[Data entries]
'''
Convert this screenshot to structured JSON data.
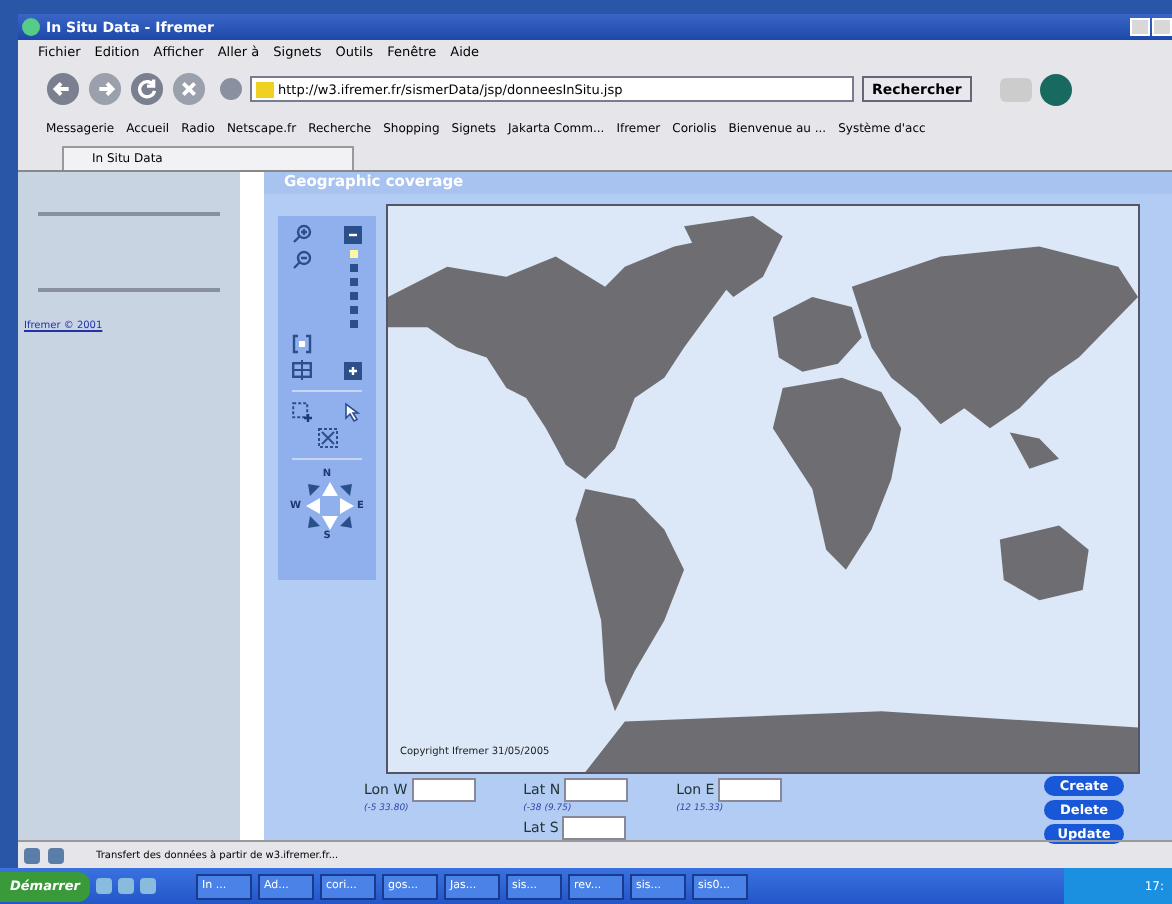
{
  "window": {
    "title": "In Situ Data - Ifremer"
  },
  "menu": [
    "Fichier",
    "Edition",
    "Afficher",
    "Aller à",
    "Signets",
    "Outils",
    "Fenêtre",
    "Aide"
  ],
  "address": {
    "value": "http://w3.ifremer.fr/sismerData/jsp/donneesInSitu.jsp"
  },
  "search_button": "Rechercher",
  "bookmarks": [
    "Messagerie",
    "Accueil",
    "Radio",
    "Netscape.fr",
    "Recherche",
    "Shopping",
    "Signets",
    "Jakarta Comm...",
    "Ifremer",
    "Coriolis",
    "Bienvenue au ...",
    "Système d'acc"
  ],
  "tabs": [
    {
      "label": "In Situ Data",
      "selected": true
    }
  ],
  "sidebar": {
    "link": "Ifremer © 2001"
  },
  "panel": {
    "title": "Geographic coverage",
    "zoom_steps": [
      {
        "selected": true
      },
      {
        "selected": false
      },
      {
        "selected": false
      },
      {
        "selected": false
      },
      {
        "selected": false
      },
      {
        "selected": false
      }
    ],
    "compass": {
      "n": "N",
      "w": "W",
      "e": "E",
      "s": "S"
    },
    "map_copyright": "Copyright Ifremer 31/05/2005"
  },
  "form": {
    "lon_w": {
      "label": "Lon W",
      "hint": "(-5 33.80)"
    },
    "lat_n": {
      "label": "Lat N",
      "hint": "(-38 (9.75)"
    },
    "lat_s": {
      "label": "Lat S"
    },
    "lon_e": {
      "label": "Lon E",
      "hint": "(12 15.33)"
    },
    "buttons": [
      "Create",
      "Delete",
      "Update"
    ]
  },
  "status_bar": "Transfert des données à partir de w3.ifremer.fr...",
  "taskbar": {
    "start": "Démarrer",
    "tasks": [
      "In ...",
      "Ad...",
      "cori...",
      "gos...",
      "Jas...",
      "sis...",
      "rev...",
      "sis...",
      "sis0..."
    ],
    "clock": "17:"
  }
}
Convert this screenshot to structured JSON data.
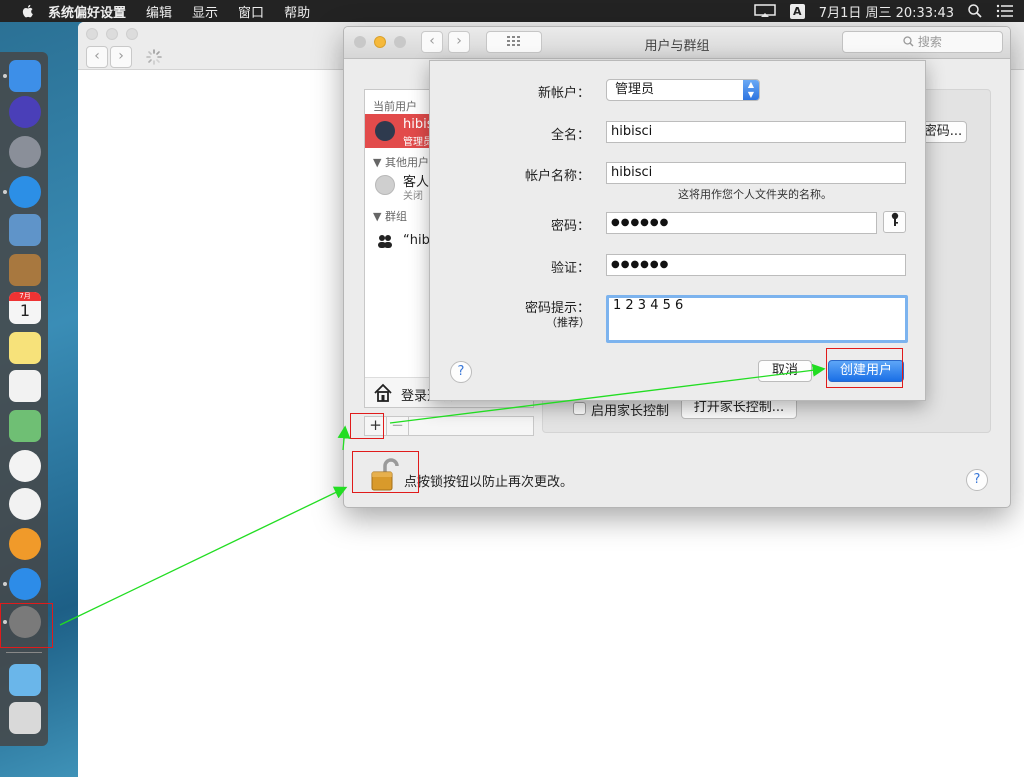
{
  "menubar": {
    "apple_icon": "apple-logo-icon",
    "items": [
      "系统偏好设置",
      "编辑",
      "显示",
      "窗口",
      "帮助"
    ],
    "ime": "A",
    "datetime": "7月1日 周三  20:33:43"
  },
  "dock": {
    "items": [
      {
        "name": "finder",
        "color": "#3d8fe8"
      },
      {
        "name": "siri",
        "color": "#4a3fb8"
      },
      {
        "name": "launchpad",
        "color": "#8a8f99"
      },
      {
        "name": "safari",
        "color": "#2c8fe6"
      },
      {
        "name": "mail",
        "color": "#5f94c9"
      },
      {
        "name": "contacts",
        "color": "#a8783f"
      },
      {
        "name": "calendar",
        "color": "#f5f5f5"
      },
      {
        "name": "notes",
        "color": "#f7e27a"
      },
      {
        "name": "reminders",
        "color": "#f2f2f2"
      },
      {
        "name": "maps",
        "color": "#6fbf74"
      },
      {
        "name": "photos",
        "color": "#f3f3f3"
      },
      {
        "name": "itunes",
        "color": "#f2f2f2"
      },
      {
        "name": "ibooks",
        "color": "#f09a2a"
      },
      {
        "name": "app-store",
        "color": "#2d8ce8"
      },
      {
        "name": "system-preferences",
        "color": "#7a7a7a"
      },
      {
        "name": "downloads-folder",
        "color": "#6ab6ea"
      },
      {
        "name": "trash",
        "color": "#d9d9d9"
      }
    ],
    "calendar_month": "7月",
    "calendar_day": "1"
  },
  "window": {
    "title": "用户与群组",
    "search_placeholder": "搜索"
  },
  "sidebar": {
    "current_user_header": "当前用户",
    "current_user_name": "hibisci",
    "current_user_role": "管理员",
    "other_users_header": "其他用户",
    "guest_name": "客人用户",
    "guest_status": "关闭",
    "groups_header": "群组",
    "group_name": "“hibisci”",
    "login_options": "登录选项"
  },
  "right_pane": {
    "change_password_button": "更改密码...",
    "parental_controls_checkbox": "启用家长控制",
    "open_parental_controls_button": "打开家长控制..."
  },
  "lock": {
    "text": "点按锁按钮以防止再次更改。"
  },
  "sheet": {
    "new_account_label": "新帐户：",
    "new_account_value": "管理员",
    "full_name_label": "全名：",
    "full_name_value": "hibisci",
    "account_name_label": "帐户名称：",
    "account_name_value": "hibisci",
    "account_name_hint": "这将用作您个人文件夹的名称。",
    "password_label": "密码：",
    "password_value": "●●●●●●",
    "verify_label": "验证：",
    "verify_value": "●●●●●●",
    "hint_label": "密码提示：",
    "hint_sub": "（推荐）",
    "hint_value": "1 2 3 4 5 6",
    "cancel_button": "取消",
    "create_button": "创建用户",
    "help": "?"
  },
  "colors": {
    "accent": "#1a6fe6",
    "selection": "#e24b4b",
    "annotation_box": "#e01b1b",
    "annotation_arrow": "#22dd22"
  }
}
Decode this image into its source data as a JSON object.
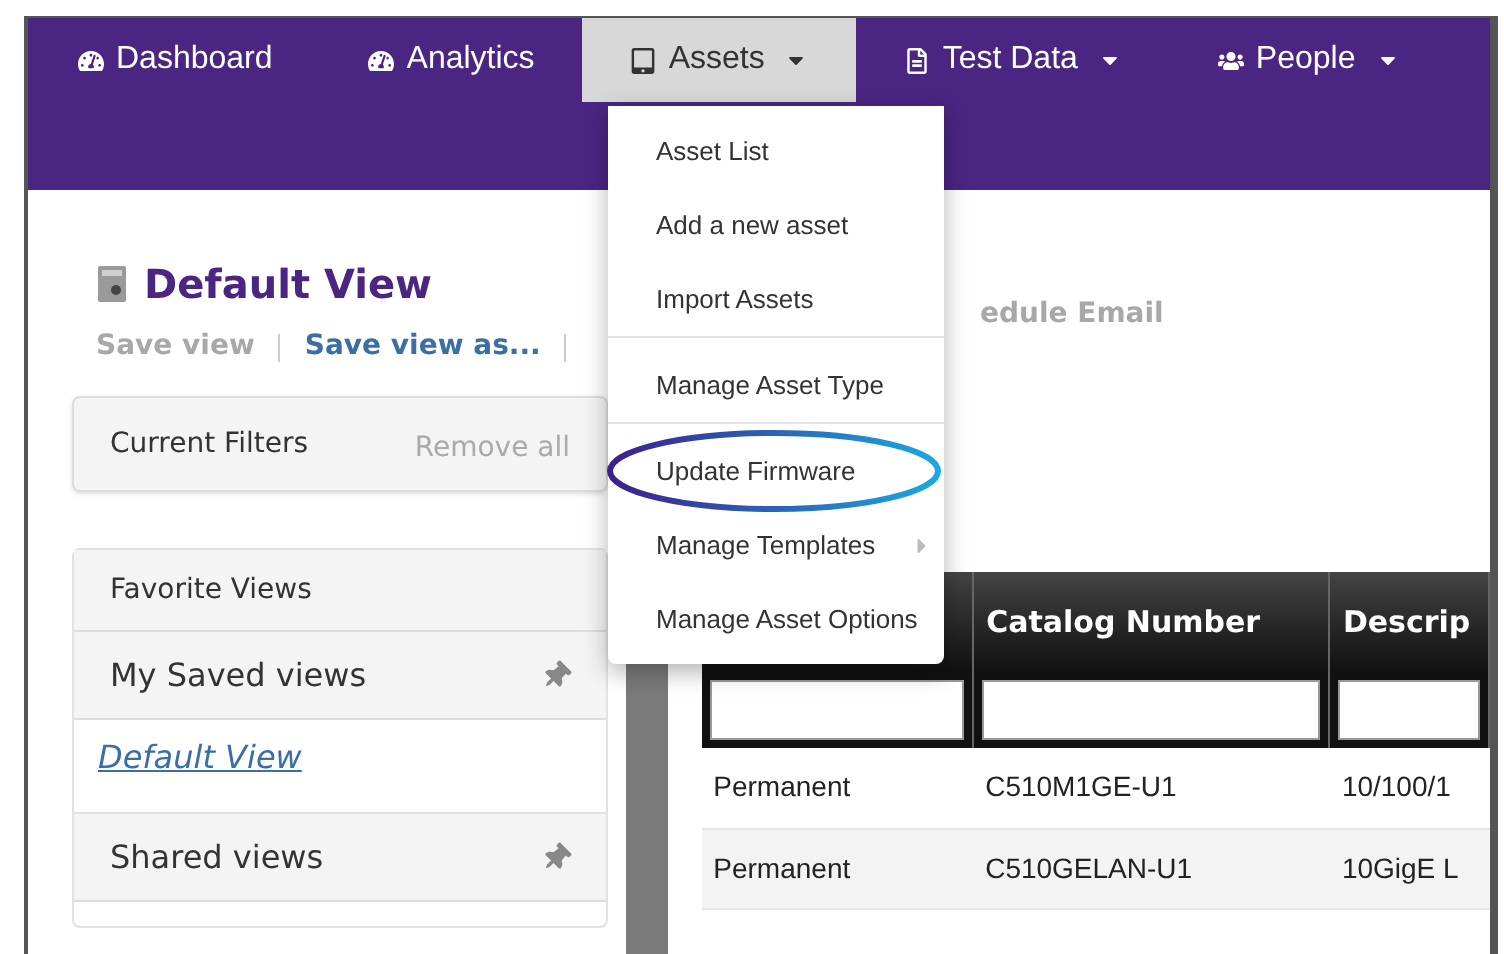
{
  "nav": {
    "items": [
      {
        "label": "Dashboard",
        "kind": "gauge",
        "selected": false,
        "dropdown": false
      },
      {
        "label": "Analytics",
        "kind": "gauge",
        "selected": false,
        "dropdown": false
      },
      {
        "label": "Assets",
        "kind": "tablet",
        "selected": true,
        "dropdown": true
      },
      {
        "label": "Test Data",
        "kind": "file",
        "selected": false,
        "dropdown": true
      },
      {
        "label": "People",
        "kind": "users",
        "selected": false,
        "dropdown": true
      }
    ]
  },
  "dropdown": {
    "groups": [
      [
        {
          "label": "Asset List",
          "submenu": false
        },
        {
          "label": "Add a new asset",
          "submenu": false
        },
        {
          "label": "Import Assets",
          "submenu": false
        }
      ],
      [
        {
          "label": "Manage Asset Type",
          "submenu": false
        }
      ],
      [
        {
          "label": "Update Firmware",
          "submenu": false,
          "highlighted": true
        },
        {
          "label": "Manage Templates",
          "submenu": true
        },
        {
          "label": "Manage Asset Options",
          "submenu": false
        }
      ]
    ]
  },
  "view": {
    "title": "Default View",
    "actions": [
      {
        "label": "Save view",
        "disabled": true
      },
      {
        "label": "Save view as...",
        "disabled": false
      }
    ],
    "partial_action": "edule Email"
  },
  "filters": {
    "title": "Current Filters",
    "remove": "Remove all"
  },
  "views_panel": {
    "favorite": "Favorite Views",
    "sections": [
      {
        "title": "My Saved views",
        "links": [
          "Default View"
        ]
      },
      {
        "title": "Shared views"
      }
    ]
  },
  "table": {
    "columns": [
      "",
      "Catalog Number",
      "Descrip"
    ],
    "rows": [
      [
        "Permanent",
        "C510M1GE-U1",
        "10/100/1"
      ],
      [
        "Permanent",
        "C510GELAN-U1",
        "10GigE L"
      ]
    ]
  }
}
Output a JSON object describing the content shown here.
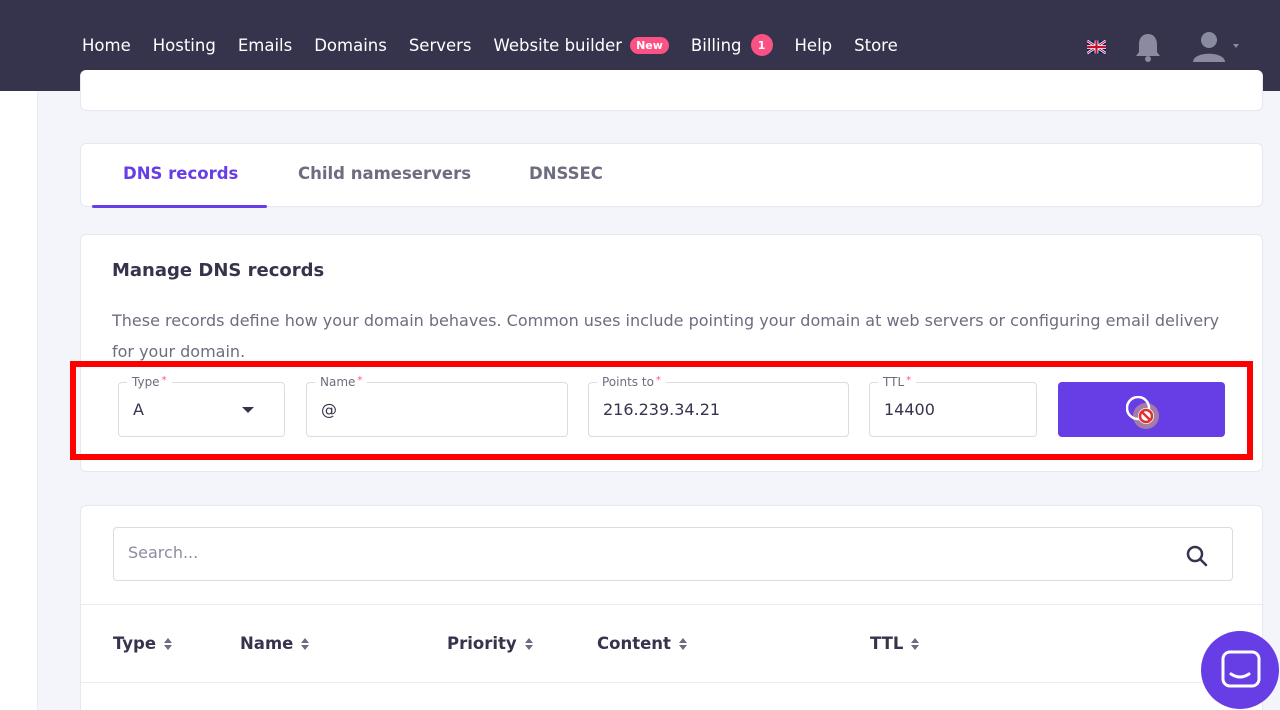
{
  "nav": {
    "items": [
      {
        "label": "Home"
      },
      {
        "label": "Hosting"
      },
      {
        "label": "Emails"
      },
      {
        "label": "Domains"
      },
      {
        "label": "Servers"
      },
      {
        "label": "Website builder",
        "badge": "New"
      },
      {
        "label": "Billing",
        "count": "1"
      },
      {
        "label": "Help"
      },
      {
        "label": "Store"
      }
    ],
    "language_icon": "uk-flag-icon",
    "notifications_icon": "bell-icon",
    "account_icon": "user-avatar-icon"
  },
  "tabs": [
    {
      "label": "DNS records",
      "active": true
    },
    {
      "label": "Child nameservers",
      "active": false
    },
    {
      "label": "DNSSEC",
      "active": false
    }
  ],
  "manage": {
    "title": "Manage DNS records",
    "description": "These records define how your domain behaves. Common uses include pointing your domain at web servers or configuring email delivery for your domain."
  },
  "form": {
    "type": {
      "label": "Type",
      "required_mark": "*",
      "value": "A"
    },
    "name": {
      "label": "Name",
      "required_mark": "*",
      "value": "@"
    },
    "points_to": {
      "label": "Points to",
      "required_mark": "*",
      "value": "216.239.34.21"
    },
    "ttl": {
      "label": "TTL",
      "required_mark": "*",
      "value": "14400"
    },
    "submit_button": {
      "icon": "not-allowed-cursor-icon"
    }
  },
  "records": {
    "search_placeholder": "Search...",
    "columns": [
      "Type",
      "Name",
      "Priority",
      "Content",
      "TTL"
    ]
  },
  "colors": {
    "nav_bg": "#36344d",
    "accent": "#673de6",
    "badge": "#fc5185",
    "highlight_box": "#ff0000"
  }
}
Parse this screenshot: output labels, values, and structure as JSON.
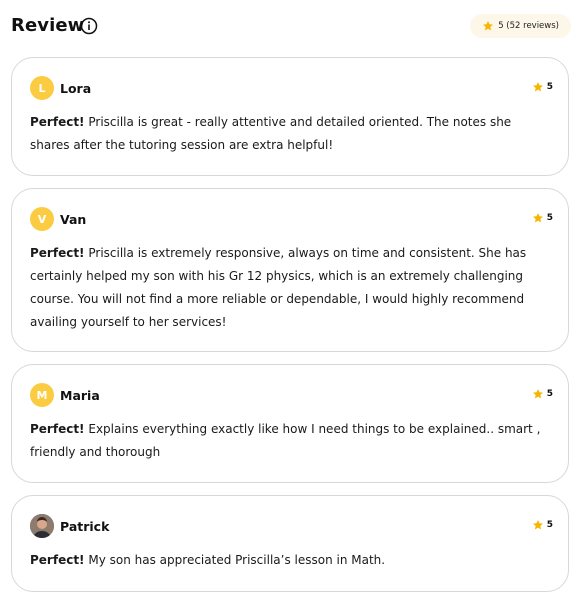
{
  "header": {
    "title": "Review",
    "rating_summary": "5 (52 reviews)"
  },
  "colors": {
    "star": "#f7b500",
    "avatar": "#fbcb42",
    "pill_bg": "#fdf7ea",
    "border": "#d8d8dc"
  },
  "reviews": [
    {
      "initial": "L",
      "name": "Lora",
      "rating": "5",
      "lead": "Perfect!",
      "text": "Priscilla is great - really attentive and detailed oriented. The notes she shares after the tutoring session are extra helpful!"
    },
    {
      "initial": "V",
      "name": "Van",
      "rating": "5",
      "lead": "Perfect!",
      "text": "Priscilla is extremely responsive, always on time and consistent. She has certainly helped my son with his Gr 12 physics, which is an extremely challenging course. You will not find a more reliable or dependable, I would highly recommend availing yourself to her services!"
    },
    {
      "initial": "M",
      "name": "Maria",
      "rating": "5",
      "lead": "Perfect!",
      "text": "Explains everything exactly like how I need things to be explained.. smart , friendly and thorough"
    },
    {
      "initial": "",
      "name": "Patrick",
      "rating": "5",
      "lead": "Perfect!",
      "text": "My son has appreciated Priscilla’s lesson in Math."
    }
  ]
}
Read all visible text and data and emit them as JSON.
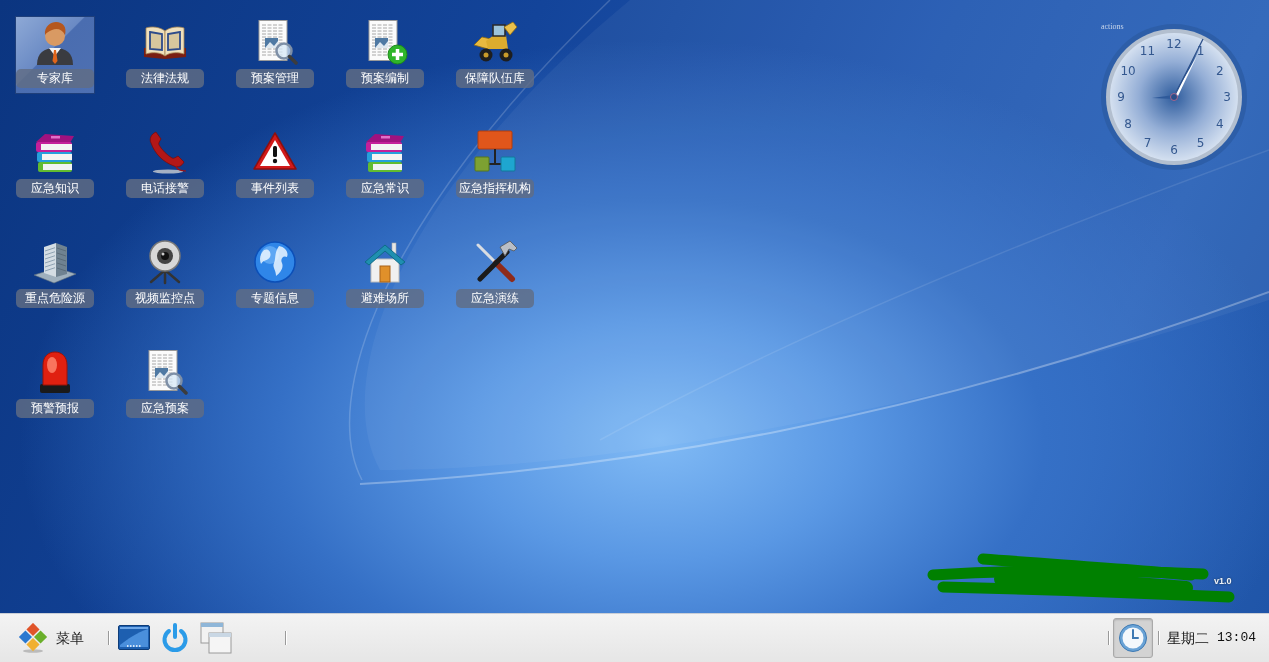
{
  "desktop": {
    "shortcuts": [
      {
        "label": "专家库",
        "kind": "person",
        "selected": true
      },
      {
        "label": "法律法规",
        "kind": "book",
        "selected": false
      },
      {
        "label": "预案管理",
        "kind": "doc-search",
        "selected": false
      },
      {
        "label": "预案编制",
        "kind": "doc-add",
        "selected": false
      },
      {
        "label": "保障队伍库",
        "kind": "loader",
        "selected": false
      },
      {
        "label": "应急知识",
        "kind": "books",
        "selected": false
      },
      {
        "label": "电话接警",
        "kind": "phone",
        "selected": false
      },
      {
        "label": "事件列表",
        "kind": "warning",
        "selected": false
      },
      {
        "label": "应急常识",
        "kind": "books",
        "selected": false
      },
      {
        "label": "应急指挥机构",
        "kind": "org-chart",
        "selected": false
      },
      {
        "label": "重点危险源",
        "kind": "building",
        "selected": false
      },
      {
        "label": "视频监控点",
        "kind": "webcam",
        "selected": false
      },
      {
        "label": "专题信息",
        "kind": "globe",
        "selected": false
      },
      {
        "label": "避难场所",
        "kind": "house",
        "selected": false
      },
      {
        "label": "应急演练",
        "kind": "tools",
        "selected": false
      },
      {
        "label": "预警预报",
        "kind": "siren",
        "selected": false
      },
      {
        "label": "应急预案",
        "kind": "doc-search",
        "selected": false
      }
    ]
  },
  "clock_widget": {
    "caption": "actions",
    "numerals": [
      "12",
      "1",
      "2",
      "3",
      "4",
      "5",
      "6",
      "7",
      "8",
      "9",
      "10",
      "11"
    ]
  },
  "logo": {
    "redacted": true,
    "version": "v1.0"
  },
  "taskbar": {
    "menu_button": {
      "label": "菜单"
    },
    "quick_launch": [
      {
        "kind": "screen"
      },
      {
        "kind": "power"
      },
      {
        "kind": "windows"
      }
    ],
    "clock_button": {
      "pressed": true
    },
    "weekday": "星期二",
    "time": "13:04"
  }
}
'''
- EXERCISE BRIEF -
Return all lines containing the word "notes".

- RESPONSE TO THIS EXERCISE -
        "name": "notes",
      "text": "Priscilla is great - really attentive and detailed oriented. The notes she shares after the tutoring session are extra helpful!"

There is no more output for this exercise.